__TO BE DONE__
Scan the data beneath this task and copy each line that includes "measures".

## BEGIN

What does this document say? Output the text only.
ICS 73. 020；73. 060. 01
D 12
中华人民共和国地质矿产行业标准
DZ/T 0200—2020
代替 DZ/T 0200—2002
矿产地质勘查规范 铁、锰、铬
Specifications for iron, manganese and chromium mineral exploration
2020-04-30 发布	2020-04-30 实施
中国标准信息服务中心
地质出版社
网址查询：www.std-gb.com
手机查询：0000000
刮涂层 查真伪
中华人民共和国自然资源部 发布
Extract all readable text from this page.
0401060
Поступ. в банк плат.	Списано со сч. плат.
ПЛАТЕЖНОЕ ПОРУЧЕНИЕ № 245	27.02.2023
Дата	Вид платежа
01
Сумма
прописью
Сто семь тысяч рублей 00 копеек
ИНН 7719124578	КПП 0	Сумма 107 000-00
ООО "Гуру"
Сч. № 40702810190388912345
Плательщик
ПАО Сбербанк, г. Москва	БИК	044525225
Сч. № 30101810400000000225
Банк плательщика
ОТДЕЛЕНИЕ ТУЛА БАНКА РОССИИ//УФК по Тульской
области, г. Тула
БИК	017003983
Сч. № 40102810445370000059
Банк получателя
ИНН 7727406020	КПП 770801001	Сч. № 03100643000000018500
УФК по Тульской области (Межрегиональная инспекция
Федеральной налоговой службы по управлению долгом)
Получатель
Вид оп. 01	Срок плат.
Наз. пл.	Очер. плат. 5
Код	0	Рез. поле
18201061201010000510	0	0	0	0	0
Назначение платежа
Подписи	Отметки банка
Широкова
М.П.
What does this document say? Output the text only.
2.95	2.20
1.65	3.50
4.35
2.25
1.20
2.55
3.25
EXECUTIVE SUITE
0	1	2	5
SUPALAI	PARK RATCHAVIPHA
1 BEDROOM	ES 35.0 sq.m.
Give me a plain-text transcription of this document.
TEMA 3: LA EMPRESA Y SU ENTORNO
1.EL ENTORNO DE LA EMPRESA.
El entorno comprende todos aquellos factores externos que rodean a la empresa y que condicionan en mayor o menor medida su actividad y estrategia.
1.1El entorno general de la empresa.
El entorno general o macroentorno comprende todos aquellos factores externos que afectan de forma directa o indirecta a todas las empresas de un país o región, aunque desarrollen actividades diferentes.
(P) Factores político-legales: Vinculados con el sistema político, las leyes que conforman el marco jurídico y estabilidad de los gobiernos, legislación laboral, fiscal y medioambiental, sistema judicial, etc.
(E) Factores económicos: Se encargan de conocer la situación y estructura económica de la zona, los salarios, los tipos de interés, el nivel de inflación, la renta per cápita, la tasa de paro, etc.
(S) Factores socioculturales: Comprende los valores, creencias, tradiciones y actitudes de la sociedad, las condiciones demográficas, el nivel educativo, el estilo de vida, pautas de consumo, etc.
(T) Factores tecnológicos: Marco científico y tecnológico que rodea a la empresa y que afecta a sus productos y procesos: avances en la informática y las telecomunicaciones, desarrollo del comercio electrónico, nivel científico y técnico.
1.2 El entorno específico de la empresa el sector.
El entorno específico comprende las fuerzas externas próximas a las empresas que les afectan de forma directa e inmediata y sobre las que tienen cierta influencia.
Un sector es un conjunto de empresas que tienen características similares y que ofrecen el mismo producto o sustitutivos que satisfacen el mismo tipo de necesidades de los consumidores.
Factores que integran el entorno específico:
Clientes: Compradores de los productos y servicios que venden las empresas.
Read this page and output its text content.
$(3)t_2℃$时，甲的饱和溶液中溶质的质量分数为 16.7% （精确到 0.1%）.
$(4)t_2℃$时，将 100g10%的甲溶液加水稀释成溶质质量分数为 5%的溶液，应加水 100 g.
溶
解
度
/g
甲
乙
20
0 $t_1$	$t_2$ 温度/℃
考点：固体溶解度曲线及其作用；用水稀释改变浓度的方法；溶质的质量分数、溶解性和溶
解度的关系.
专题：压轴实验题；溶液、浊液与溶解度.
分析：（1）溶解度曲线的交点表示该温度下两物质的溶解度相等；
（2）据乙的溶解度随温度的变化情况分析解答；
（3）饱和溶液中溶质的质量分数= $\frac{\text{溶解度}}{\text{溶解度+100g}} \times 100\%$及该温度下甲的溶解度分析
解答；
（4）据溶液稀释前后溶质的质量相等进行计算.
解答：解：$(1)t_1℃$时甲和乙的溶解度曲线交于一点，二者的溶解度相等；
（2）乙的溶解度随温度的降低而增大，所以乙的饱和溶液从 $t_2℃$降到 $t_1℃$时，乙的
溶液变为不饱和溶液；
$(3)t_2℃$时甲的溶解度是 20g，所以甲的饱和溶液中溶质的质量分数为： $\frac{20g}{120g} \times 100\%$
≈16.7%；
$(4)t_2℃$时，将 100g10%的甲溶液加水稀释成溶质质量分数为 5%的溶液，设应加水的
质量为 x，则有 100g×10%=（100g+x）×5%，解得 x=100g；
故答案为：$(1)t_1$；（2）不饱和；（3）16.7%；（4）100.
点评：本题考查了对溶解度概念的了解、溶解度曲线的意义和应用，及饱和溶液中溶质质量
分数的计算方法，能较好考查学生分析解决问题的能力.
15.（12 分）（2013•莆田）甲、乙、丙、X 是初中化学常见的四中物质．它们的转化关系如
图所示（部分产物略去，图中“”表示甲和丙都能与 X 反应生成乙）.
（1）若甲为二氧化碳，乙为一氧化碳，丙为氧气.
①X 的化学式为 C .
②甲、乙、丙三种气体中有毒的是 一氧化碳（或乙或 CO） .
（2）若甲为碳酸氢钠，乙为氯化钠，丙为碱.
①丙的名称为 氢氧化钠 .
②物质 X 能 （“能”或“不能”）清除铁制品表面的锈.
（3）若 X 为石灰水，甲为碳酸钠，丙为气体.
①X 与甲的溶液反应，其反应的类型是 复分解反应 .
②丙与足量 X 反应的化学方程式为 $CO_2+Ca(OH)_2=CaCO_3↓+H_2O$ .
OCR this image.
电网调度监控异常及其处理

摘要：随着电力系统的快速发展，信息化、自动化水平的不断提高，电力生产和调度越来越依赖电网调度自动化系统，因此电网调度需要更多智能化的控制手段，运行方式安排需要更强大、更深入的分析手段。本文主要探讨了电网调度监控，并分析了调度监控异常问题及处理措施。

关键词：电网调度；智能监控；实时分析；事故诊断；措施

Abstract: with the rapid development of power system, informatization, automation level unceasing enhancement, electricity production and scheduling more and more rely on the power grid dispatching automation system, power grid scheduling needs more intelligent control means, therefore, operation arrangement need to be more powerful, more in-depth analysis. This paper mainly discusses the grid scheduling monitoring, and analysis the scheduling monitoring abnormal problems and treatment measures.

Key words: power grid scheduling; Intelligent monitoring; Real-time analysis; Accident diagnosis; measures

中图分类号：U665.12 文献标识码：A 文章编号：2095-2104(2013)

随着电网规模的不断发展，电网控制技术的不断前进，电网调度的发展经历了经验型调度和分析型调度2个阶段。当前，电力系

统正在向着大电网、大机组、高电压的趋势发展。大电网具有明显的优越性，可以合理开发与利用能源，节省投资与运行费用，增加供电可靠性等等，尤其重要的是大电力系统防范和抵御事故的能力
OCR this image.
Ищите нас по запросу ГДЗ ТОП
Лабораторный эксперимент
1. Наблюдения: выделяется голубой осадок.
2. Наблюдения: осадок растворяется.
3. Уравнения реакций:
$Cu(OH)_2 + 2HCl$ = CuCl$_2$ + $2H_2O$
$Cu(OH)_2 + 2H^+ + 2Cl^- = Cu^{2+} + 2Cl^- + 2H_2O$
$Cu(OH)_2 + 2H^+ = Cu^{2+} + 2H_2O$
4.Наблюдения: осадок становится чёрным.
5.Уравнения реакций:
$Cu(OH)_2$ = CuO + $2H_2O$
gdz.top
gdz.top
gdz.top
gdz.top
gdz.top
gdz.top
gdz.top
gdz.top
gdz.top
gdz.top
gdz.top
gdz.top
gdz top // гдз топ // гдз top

## END

__PROBLEM SOLUTION__
Abstract: with the rapid development of power system, informatization, automation level unceasing enhancement, electricity production and scheduling more and more rely on the power grid dispatching automation system, power grid scheduling needs more intelligent control means, therefore, operation arrangement need to be more powerful, more in-depth analysis. This paper mainly discusses the grid scheduling monitoring, and analysis the scheduling monitoring abnormal problems and treatment measures.
Key words: power grid scheduling; Intelligent monitoring; Real-time analysis; Accident diagnosis; measures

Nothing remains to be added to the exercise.